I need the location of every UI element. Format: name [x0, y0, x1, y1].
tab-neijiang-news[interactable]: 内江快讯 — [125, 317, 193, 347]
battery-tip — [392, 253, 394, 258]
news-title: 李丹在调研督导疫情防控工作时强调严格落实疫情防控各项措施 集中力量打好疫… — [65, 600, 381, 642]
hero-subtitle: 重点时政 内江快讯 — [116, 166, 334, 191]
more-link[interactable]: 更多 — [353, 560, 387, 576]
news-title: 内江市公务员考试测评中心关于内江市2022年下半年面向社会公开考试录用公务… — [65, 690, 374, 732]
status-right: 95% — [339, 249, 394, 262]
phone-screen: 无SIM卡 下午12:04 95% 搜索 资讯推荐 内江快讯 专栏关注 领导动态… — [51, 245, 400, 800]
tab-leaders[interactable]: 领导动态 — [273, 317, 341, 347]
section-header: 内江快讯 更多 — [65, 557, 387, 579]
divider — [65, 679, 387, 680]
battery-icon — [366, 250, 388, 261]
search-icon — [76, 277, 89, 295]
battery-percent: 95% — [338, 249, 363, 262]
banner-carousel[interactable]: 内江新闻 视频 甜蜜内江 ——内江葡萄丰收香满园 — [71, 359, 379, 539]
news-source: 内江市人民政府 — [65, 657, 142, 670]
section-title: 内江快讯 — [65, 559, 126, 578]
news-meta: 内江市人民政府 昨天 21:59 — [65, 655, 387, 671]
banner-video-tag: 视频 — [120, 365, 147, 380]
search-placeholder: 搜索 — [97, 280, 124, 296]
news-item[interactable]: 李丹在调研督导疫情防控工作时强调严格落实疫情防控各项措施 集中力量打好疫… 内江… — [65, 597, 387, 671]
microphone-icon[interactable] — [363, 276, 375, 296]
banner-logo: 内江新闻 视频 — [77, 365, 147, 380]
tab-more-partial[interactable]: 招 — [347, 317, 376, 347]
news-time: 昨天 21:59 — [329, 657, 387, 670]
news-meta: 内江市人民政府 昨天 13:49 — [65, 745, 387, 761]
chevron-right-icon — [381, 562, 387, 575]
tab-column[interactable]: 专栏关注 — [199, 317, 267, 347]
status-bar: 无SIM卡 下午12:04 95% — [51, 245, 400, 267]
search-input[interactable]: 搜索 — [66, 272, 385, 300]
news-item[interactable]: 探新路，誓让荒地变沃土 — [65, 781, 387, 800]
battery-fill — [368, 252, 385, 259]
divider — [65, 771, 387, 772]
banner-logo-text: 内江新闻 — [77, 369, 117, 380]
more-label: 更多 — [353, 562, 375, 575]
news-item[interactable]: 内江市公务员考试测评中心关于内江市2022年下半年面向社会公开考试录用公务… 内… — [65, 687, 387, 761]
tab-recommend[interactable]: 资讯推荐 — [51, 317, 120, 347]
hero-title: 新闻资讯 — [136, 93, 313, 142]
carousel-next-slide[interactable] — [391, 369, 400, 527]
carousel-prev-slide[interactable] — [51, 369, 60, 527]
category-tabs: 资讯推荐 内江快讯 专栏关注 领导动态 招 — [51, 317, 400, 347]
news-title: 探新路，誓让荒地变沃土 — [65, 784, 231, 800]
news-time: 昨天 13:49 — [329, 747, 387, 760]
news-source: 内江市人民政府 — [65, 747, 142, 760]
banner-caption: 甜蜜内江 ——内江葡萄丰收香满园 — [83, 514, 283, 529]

═══

TASK INSTRUCTIONS: Give all the items again with "news-title" swapped for "headline" everywhere it occurs. Leave everything else unchanged.

REPLY:
I need the location of every UI element. Format: name [x0, y0, x1, y1].
tab-neijiang-news[interactable]: 内江快讯 — [125, 317, 193, 347]
battery-tip — [392, 253, 394, 258]
headline: 李丹在调研督导疫情防控工作时强调严格落实疫情防控各项措施 集中力量打好疫… — [65, 600, 381, 642]
hero-subtitle: 重点时政 内江快讯 — [116, 166, 334, 191]
more-link[interactable]: 更多 — [353, 560, 387, 576]
headline: 内江市公务员考试测评中心关于内江市2022年下半年面向社会公开考试录用公务… — [65, 690, 374, 732]
status-right: 95% — [339, 249, 394, 262]
phone-screen: 无SIM卡 下午12:04 95% 搜索 资讯推荐 内江快讯 专栏关注 领导动态… — [51, 245, 400, 800]
tab-leaders[interactable]: 领导动态 — [273, 317, 341, 347]
section-header: 内江快讯 更多 — [65, 557, 387, 579]
divider — [65, 679, 387, 680]
battery-icon — [366, 250, 388, 261]
search-icon — [76, 277, 89, 295]
battery-percent: 95% — [338, 249, 363, 262]
banner-carousel[interactable]: 内江新闻 视频 甜蜜内江 ——内江葡萄丰收香满园 — [71, 359, 379, 539]
news-source: 内江市人民政府 — [65, 657, 142, 670]
section-title: 内江快讯 — [65, 559, 126, 578]
news-meta: 内江市人民政府 昨天 21:59 — [65, 655, 387, 671]
banner-video-tag: 视频 — [120, 365, 147, 380]
search-placeholder: 搜索 — [97, 280, 124, 296]
news-item[interactable]: 李丹在调研督导疫情防控工作时强调严格落实疫情防控各项措施 集中力量打好疫… 内江… — [65, 597, 387, 671]
microphone-icon[interactable] — [363, 276, 375, 296]
banner-logo: 内江新闻 视频 — [77, 365, 147, 380]
tab-more-partial[interactable]: 招 — [347, 317, 376, 347]
news-time: 昨天 21:59 — [329, 657, 387, 670]
news-meta: 内江市人民政府 昨天 13:49 — [65, 745, 387, 761]
chevron-right-icon — [381, 562, 387, 575]
tab-column[interactable]: 专栏关注 — [199, 317, 267, 347]
status-bar: 无SIM卡 下午12:04 95% — [51, 245, 400, 267]
search-input[interactable]: 搜索 — [66, 272, 385, 300]
news-item[interactable]: 探新路，誓让荒地变沃土 — [65, 781, 387, 800]
battery-fill — [368, 252, 385, 259]
divider — [65, 771, 387, 772]
banner-logo-text: 内江新闻 — [77, 369, 117, 380]
more-label: 更多 — [353, 562, 375, 575]
news-item[interactable]: 内江市公务员考试测评中心关于内江市2022年下半年面向社会公开考试录用公务… 内… — [65, 687, 387, 761]
tab-recommend[interactable]: 资讯推荐 — [51, 317, 120, 347]
hero-title: 新闻资讯 — [136, 93, 313, 142]
carousel-next-slide[interactable] — [391, 369, 400, 527]
carousel-prev-slide[interactable] — [51, 369, 60, 527]
category-tabs: 资讯推荐 内江快讯 专栏关注 领导动态 招 — [51, 317, 400, 347]
headline: 探新路，誓让荒地变沃土 — [65, 784, 231, 800]
news-time: 昨天 13:49 — [329, 747, 387, 760]
news-source: 内江市人民政府 — [65, 747, 142, 760]
banner-caption: 甜蜜内江 ——内江葡萄丰收香满园 — [83, 514, 283, 529]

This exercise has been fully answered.